Read the data and repeat it in full, exactly.
⟨
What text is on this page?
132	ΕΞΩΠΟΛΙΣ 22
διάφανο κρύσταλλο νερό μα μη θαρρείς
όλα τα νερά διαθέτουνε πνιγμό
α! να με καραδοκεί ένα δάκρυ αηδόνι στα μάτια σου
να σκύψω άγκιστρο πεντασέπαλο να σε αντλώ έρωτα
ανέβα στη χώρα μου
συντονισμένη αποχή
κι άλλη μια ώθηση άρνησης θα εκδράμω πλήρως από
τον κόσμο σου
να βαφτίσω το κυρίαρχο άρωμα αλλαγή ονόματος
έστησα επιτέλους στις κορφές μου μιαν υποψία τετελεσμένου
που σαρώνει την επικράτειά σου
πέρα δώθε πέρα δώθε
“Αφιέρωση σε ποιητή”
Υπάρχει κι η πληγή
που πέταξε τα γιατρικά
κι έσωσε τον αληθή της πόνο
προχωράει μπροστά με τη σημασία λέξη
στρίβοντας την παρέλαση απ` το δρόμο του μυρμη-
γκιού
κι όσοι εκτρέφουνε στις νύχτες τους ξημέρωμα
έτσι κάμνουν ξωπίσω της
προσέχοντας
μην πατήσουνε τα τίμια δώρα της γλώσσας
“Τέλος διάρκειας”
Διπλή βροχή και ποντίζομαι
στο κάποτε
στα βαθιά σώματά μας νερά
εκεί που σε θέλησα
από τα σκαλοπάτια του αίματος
⟩
=== RIGHT ANSWER ===
What text is on this page?
132	ΕΞΩΠΟΛΙΣ 22
διάφανο κρύσταλλο νερό μα μη θαρρείς
όλα τα νερά διαθέτουνε πνιγμό
α! να με καραδοκεί ένα δάκρυ αηδόνι στα μάτια σου
να σκύψω άγκιστρο πεντασέπαλο να σε αντλώ έρωτα
ανέβα στη χώρα μου
συντονισμένη αποχή
κι άλλη μια ώθηση άρνησης θα εκδράμω πλήρως από
τον κόσμο σου
να βαφτίσω το κυρίαρχο άρωμα αλλαγή ονόματος
έστησα επιτέλους στις κορφές μου μιαν υποψία τετελεσμένου
που σαρώνει την επικράτειά σου
πέρα δώθε πέρα δώθε
“Αφιέρωση σε ποιητή”
Υπάρχει κι η πληγή
που πέταξε τα γιατρικά
κι έσωσε τον αληθή της πόνο
προχωράει μπροστά με τη σημασία λέξη
στρίβοντας την παρέλαση απ` το δρόμο του μυρμη-
γκιού
κι όσοι εκτρέφουνε στις νύχτες τους ξημέρωμα
έτσι κάμνουν ξωπίσω της
προσέχοντας
μην πατήσουνε τα τίμια δώρα της γλώσσας
“Τέλος διάρκειας”
Διπλή βροχή και ποντίζομαι
στο κάποτε
στα βαθιά σώματά μας νερά
εκεί που σε θέλησα
από τα σκαλοπάτια του αίματος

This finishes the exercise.